[Dataset entries start]

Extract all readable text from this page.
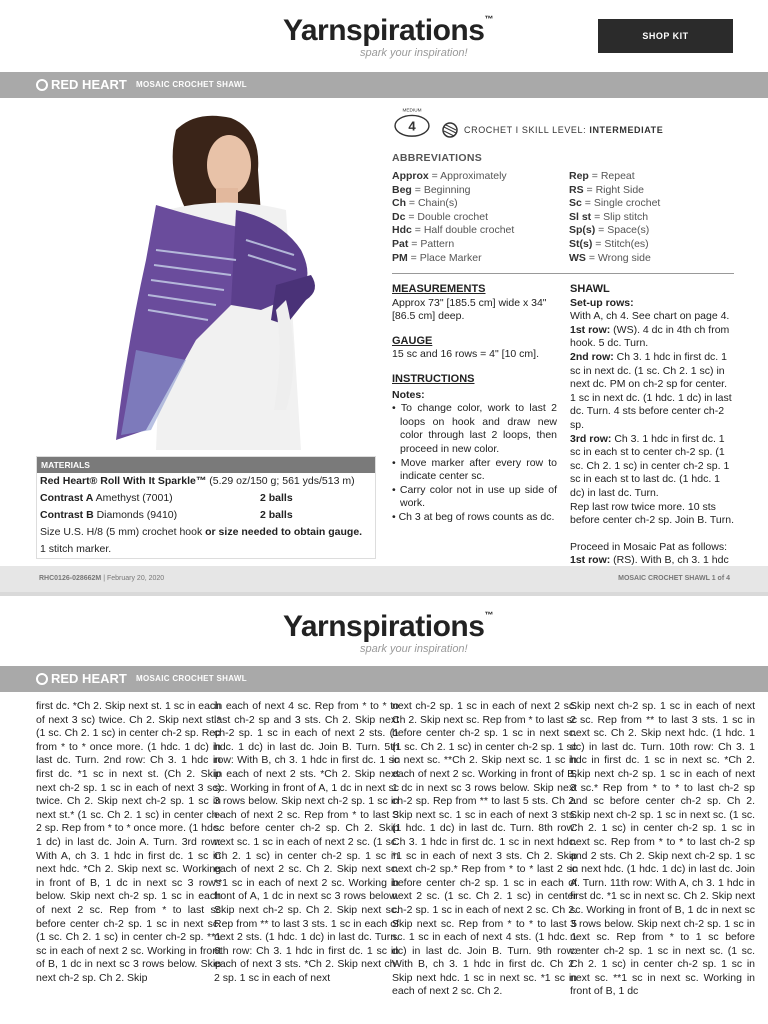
Yarnspirations™
spark your inspiration!
SHOP KIT
RED HEART MOSAIC CROCHET SHAWL
MEDIUM
4	CROCHET I SKILL LEVEL: INTERMEDIATE
ABBREVIATIONS
Approx = Approximately
Beg = Beginning
Ch = Chain(s)
Dc = Double crochet
Hdc = Half double crochet
Pat = Pattern
PM = Place Marker
Rep = Repeat
RS = Right Side
Sc = Single crochet
Sl st = Slip stitch
Sp(s) = Space(s)
St(s) = Stitch(es)
WS = Wrong side
MEASUREMENTS
Approx 73" [185.5 cm] wide x 34" [86.5 cm] deep.
GAUGE
15 sc and 16 rows = 4" [10 cm].
INSTRUCTIONS
Notes:
• To change color, work to last 2 loops on hook and draw new color through last 2 loops, then proceed in new color.
• Move marker after every row to indicate center sc.
• Carry color not in use up side of work.
• Ch 3 at beg of rows counts as dc.
SHAWL
Set-up rows:
With A, ch 4. See chart on page 4.
1st row: (WS). 4 dc in 4th ch from hook. 5 dc. Turn.
2nd row: Ch 3. 1 hdc in first dc. 1 sc in next dc. (1 sc. Ch 2. 1 sc) in next dc. PM on ch-2 sp for center. 1 sc in next dc. (1 hdc. 1 dc) in last dc. Turn. 4 sts before center ch-2 sp.
3rd row: Ch 3. 1 hdc in first dc. 1 sc in each st to center ch-2 sp. (1 sc. Ch 2. 1 sc) in center ch-2 sp. 1 sc in each st to last dc. (1 hdc. 1 dc) in last dc. Turn.
Rep last row twice more. 10 sts before center ch-2 sp. Join B. Turn.
Proceed in Mosaic Pat as follows:
1st row: (RS). With B, ch 3. 1 hdc
MATERIALS
Red Heart® Roll With It Sparkle™ (5.29 oz/150 g; 561 yds/513 m)
Contrast A Amethyst (7001)	2 balls
Contrast B Diamonds (9410)	2 balls
Size U.S. H/8 (5 mm) crochet hook or size needed to obtain gauge.
1 stitch marker.
RHC0126-028662M | February 20, 2020	MOSAIC CROCHET SHAWL 1 of 4
Yarnspirations™
spark your inspiration!
RED HEART MOSAIC CROCHET SHAWL
first dc. *Ch 2. Skip next st. 1 sc in each of next 3 sc) twice. Ch 2. Skip next st.* (1 sc. Ch 2. 1 sc) in center ch-2 sp. Rep from * to * once more. (1 hdc. 1 dc) in last dc. Turn. 2nd row: Ch 3. 1 hdc in first dc. *1 sc in next st. (Ch 2. Skip next ch-2 sp. 1 sc in each of next 3 sc) twice. Ch 2. Skip next ch-2 sp. 1 sc in next st.* (1 sc. Ch 2. 1 sc) in center ch-2 sp. Rep from * to * once more. (1 hdc. 1 dc) in last dc. Join A. Turn. 3rd row: With A, ch 3. 1 hdc in first dc. 1 sc in next hdc. *Ch 2. Skip next sc. Working in front of B, 1 dc in next sc 3 rows below. Skip next ch-2 sp. 1 sc in each of next 2 sc. Rep from * to last sc before center ch-2 sp. 1 sc in next sc. (1 sc. Ch 2. 1 sc) in center ch-2 sp. **1 sc in each of next 2 sc. Working in front of B, 1 dc in next sc 3 rows below. Skip next ch-2 sp. Ch 2. Skip
in each of next 4 sc. Rep from * to * to last ch-2 sp and 3 sts. Ch 2. Skip next ch-2 sp. 1 sc in each of next 2 sts. (1 hdc. 1 dc) in last dc. Join B. Turn. 5th row: With B, ch 3. 1 hdc in first dc. 1 sc in each of next 2 sts. *Ch 2. Skip next sc. Working in front of A, 1 dc in next sc 3 rows below. Skip next ch-2 sp. 1 sc in each of next 2 sc. Rep from * to last 3 sc before center ch-2 sp. Ch 2. Skip next sc. 1 sc in each of next 2 sc. (1 sc. Ch 2. 1 sc) in center ch-2 sp. 1 sc in each of next 2 sc. Ch 2. Skip next sc. **1 sc in each of next 2 sc. Working in front of A, 1 dc in next sc 3 rows below. Skip next ch-2 sp. Ch 2. Skip next sc. Rep from ** to last 3 sts. 1 sc in each of next 2 sts. (1 hdc. 1 dc) in last dc. Turn. 6th row: Ch 3. 1 hdc in first dc. 1 sc in each of next 3 sts. *Ch 2. Skip next ch-2 sp. 1 sc in each of next
next ch-2 sp. 1 sc in each of next 2 sc. Ch 2. Skip next sc. Rep from * to last sc before center ch-2 sp. 1 sc in next sc. (1 sc. Ch 2. 1 sc) in center ch-2 sp. 1 sc in next sc. **Ch 2. Skip next sc. 1 sc in each of next 2 sc. Working in front of B, 1 dc in next sc 3 rows below. Skip next ch-2 sp. Rep from ** to last 5 sts. Ch 2. Skip next sc. 1 sc in each of next 3 sts. (1 hdc. 1 dc) in last dc. Turn. 8th row: Ch 3. 1 hdc in first dc. 1 sc in next hdc. *1 sc in each of next 3 sts. Ch 2. Skip next ch-2 sp.* Rep from * to * last 2 sc before center ch-2 sp. 1 sc in each of next 2 sc. (1 sc. Ch 2. 1 sc) in center ch-2 sp. 1 sc in each of next 2 sc. Ch 2. Skip next sc. Rep from * to * to last 5 sc. 1 sc in each of next 4 sts. (1 hdc. 1 dc) in last dc. Join B. Turn. 9th row: With B, ch 3. 1 hdc in first dc. Ch 2. Skip next hdc. 1 sc in next sc. *1 sc in each of next 2 sc. Ch 2.
Skip next ch-2 sp. 1 sc in each of next 2 sc. Rep from ** to last 3 sts. 1 sc in next sc. Ch 2. Skip next hdc. (1 hdc. 1 dc) in last dc. Turn. 10th row: Ch 3. 1 hdc in first dc. 1 sc in next sc. *Ch 2. Skip next ch-2 sp. 1 sc in each of next 3 sc.* Rep from * to * to last ch-2 sp and sc before center ch-2 sp. Ch 2. Skip next ch-2 sp. 1 sc in next sc. (1 sc. Ch 2. 1 sc) in center ch-2 sp. 1 sc in next sc. Rep from * to * to last ch-2 sp and 2 sts. Ch 2. Skip next ch-2 sp. 1 sc in next hdc. (1 hdc. 1 dc) in last dc. Join A. Turn. 11th row: With A, ch 3. 1 hdc in first dc. *1 sc in next sc. Ch 2. Skip next sc. Working in front of B, 1 dc in next sc 3 rows below. Skip next ch-2 sp. 1 sc in next sc. Rep from * to 1 sc before center ch-2 sp. 1 sc in next sc. (1 sc. Ch 2. 1 sc) in center ch-2 sp. 1 sc in next sc. **1 sc in next sc. Working in front of B, 1 dc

[Dataset entries end]

• What needs to be done:
Every line is to be duplicated exactly, though pictures stay out.

• Reply:
Extract all readable text from this page.
Yarnspirations™
spark your inspiration!
SHOP KIT
RED HEART MOSAIC CROCHET SHAWL
MEDIUM
4	CROCHET I SKILL LEVEL: INTERMEDIATE
ABBREVIATIONS
Approx = Approximately
Beg = Beginning
Ch = Chain(s)
Dc = Double crochet
Hdc = Half double crochet
Pat = Pattern
PM = Place Marker
Rep = Repeat
RS = Right Side
Sc = Single crochet
Sl st = Slip stitch
Sp(s) = Space(s)
St(s) = Stitch(es)
WS = Wrong side
MEASUREMENTS
Approx 73" [185.5 cm] wide x 34" [86.5 cm] deep.
GAUGE
15 sc and 16 rows = 4" [10 cm].
INSTRUCTIONS
Notes:
• To change color, work to last 2 loops on hook and draw new color through last 2 loops, then proceed in new color.
• Move marker after every row to indicate center sc.
• Carry color not in use up side of work.
• Ch 3 at beg of rows counts as dc.
SHAWL
Set-up rows:
With A, ch 4. See chart on page 4.
1st row: (WS). 4 dc in 4th ch from hook. 5 dc. Turn.
2nd row: Ch 3. 1 hdc in first dc. 1 sc in next dc. (1 sc. Ch 2. 1 sc) in next dc. PM on ch-2 sp for center. 1 sc in next dc. (1 hdc. 1 dc) in last dc. Turn. 4 sts before center ch-2 sp.
3rd row: Ch 3. 1 hdc in first dc. 1 sc in each st to center ch-2 sp. (1 sc. Ch 2. 1 sc) in center ch-2 sp. 1 sc in each st to last dc. (1 hdc. 1 dc) in last dc. Turn.
Rep last row twice more. 10 sts before center ch-2 sp. Join B. Turn.
Proceed in Mosaic Pat as follows:
1st row: (RS). With B, ch 3. 1 hdc
MATERIALS
Red Heart® Roll With It Sparkle™ (5.29 oz/150 g; 561 yds/513 m)
Contrast A Amethyst (7001)	2 balls
Contrast B Diamonds (9410)	2 balls
Size U.S. H/8 (5 mm) crochet hook or size needed to obtain gauge.
1 stitch marker.
RHC0126-028662M | February 20, 2020	MOSAIC CROCHET SHAWL 1 of 4
Yarnspirations™
spark your inspiration!
RED HEART MOSAIC CROCHET SHAWL
first dc. *Ch 2. Skip next st. 1 sc in each of next 3 sc) twice. Ch 2. Skip next st.* (1 sc. Ch 2. 1 sc) in center ch-2 sp. Rep from * to * once more. (1 hdc. 1 dc) in last dc. Turn. 2nd row: Ch 3. 1 hdc in first dc. *1 sc in next st. (Ch 2. Skip next ch-2 sp. 1 sc in each of next 3 sc) twice. Ch 2. Skip next ch-2 sp. 1 sc in next st.* (1 sc. Ch 2. 1 sc) in center ch-2 sp. Rep from * to * once more. (1 hdc. 1 dc) in last dc. Join A. Turn. 3rd row: With A, ch 3. 1 hdc in first dc. 1 sc in next hdc. *Ch 2. Skip next sc. Working in front of B, 1 dc in next sc 3 rows below. Skip next ch-2 sp. 1 sc in each of next 2 sc. Rep from * to last sc before center ch-2 sp. 1 sc in next sc. (1 sc. Ch 2. 1 sc) in center ch-2 sp. **1 sc in each of next 2 sc. Working in front of B, 1 dc in next sc 3 rows below. Skip next ch-2 sp. Ch 2. Skip
in each of next 4 sc. Rep from * to * to last ch-2 sp and 3 sts. Ch 2. Skip next ch-2 sp. 1 sc in each of next 2 sts. (1 hdc. 1 dc) in last dc. Join B. Turn. 5th row: With B, ch 3. 1 hdc in first dc. 1 sc in each of next 2 sts. *Ch 2. Skip next sc. Working in front of A, 1 dc in next sc 3 rows below. Skip next ch-2 sp. 1 sc in each of next 2 sc. Rep from * to last 3 sc before center ch-2 sp. Ch 2. Skip next sc. 1 sc in each of next 2 sc. (1 sc. Ch 2. 1 sc) in center ch-2 sp. 1 sc in each of next 2 sc. Ch 2. Skip next sc. **1 sc in each of next 2 sc. Working in front of A, 1 dc in next sc 3 rows below. Skip next ch-2 sp. Ch 2. Skip next sc. Rep from ** to last 3 sts. 1 sc in each of next 2 sts. (1 hdc. 1 dc) in last dc. Turn. 6th row: Ch 3. 1 hdc in first dc. 1 sc in each of next 3 sts. *Ch 2. Skip next ch-2 sp. 1 sc in each of next
next ch-2 sp. 1 sc in each of next 2 sc. Ch 2. Skip next sc. Rep from * to last sc before center ch-2 sp. 1 sc in next sc. (1 sc. Ch 2. 1 sc) in center ch-2 sp. 1 sc in next sc. **Ch 2. Skip next sc. 1 sc in each of next 2 sc. Working in front of B, 1 dc in next sc 3 rows below. Skip next ch-2 sp. Rep from ** to last 5 sts. Ch 2. Skip next sc. 1 sc in each of next 3 sts. (1 hdc. 1 dc) in last dc. Turn. 8th row: Ch 3. 1 hdc in first dc. 1 sc in next hdc. *1 sc in each of next 3 sts. Ch 2. Skip next ch-2 sp.* Rep from * to * last 2 sc before center ch-2 sp. 1 sc in each of next 2 sc. (1 sc. Ch 2. 1 sc) in center ch-2 sp. 1 sc in each of next 2 sc. Ch 2. Skip next sc. Rep from * to * to last 5 sc. 1 sc in each of next 4 sts. (1 hdc. 1 dc) in last dc. Join B. Turn. 9th row: With B, ch 3. 1 hdc in first dc. Ch 2. Skip next hdc. 1 sc in next sc. *1 sc in each of next 2 sc. Ch 2.
Skip next ch-2 sp. 1 sc in each of next 2 sc. Rep from ** to last 3 sts. 1 sc in next sc. Ch 2. Skip next hdc. (1 hdc. 1 dc) in last dc. Turn. 10th row: Ch 3. 1 hdc in first dc. 1 sc in next sc. *Ch 2. Skip next ch-2 sp. 1 sc in each of next 3 sc.* Rep from * to * to last ch-2 sp and sc before center ch-2 sp. Ch 2. Skip next ch-2 sp. 1 sc in next sc. (1 sc. Ch 2. 1 sc) in center ch-2 sp. 1 sc in next sc. Rep from * to * to last ch-2 sp and 2 sts. Ch 2. Skip next ch-2 sp. 1 sc in next hdc. (1 hdc. 1 dc) in last dc. Join A. Turn. 11th row: With A, ch 3. 1 hdc in first dc. *1 sc in next sc. Ch 2. Skip next sc. Working in front of B, 1 dc in next sc 3 rows below. Skip next ch-2 sp. 1 sc in next sc. Rep from * to 1 sc before center ch-2 sp. 1 sc in next sc. (1 sc. Ch 2. 1 sc) in center ch-2 sp. 1 sc in next sc. **1 sc in next sc. Working in front of B, 1 dc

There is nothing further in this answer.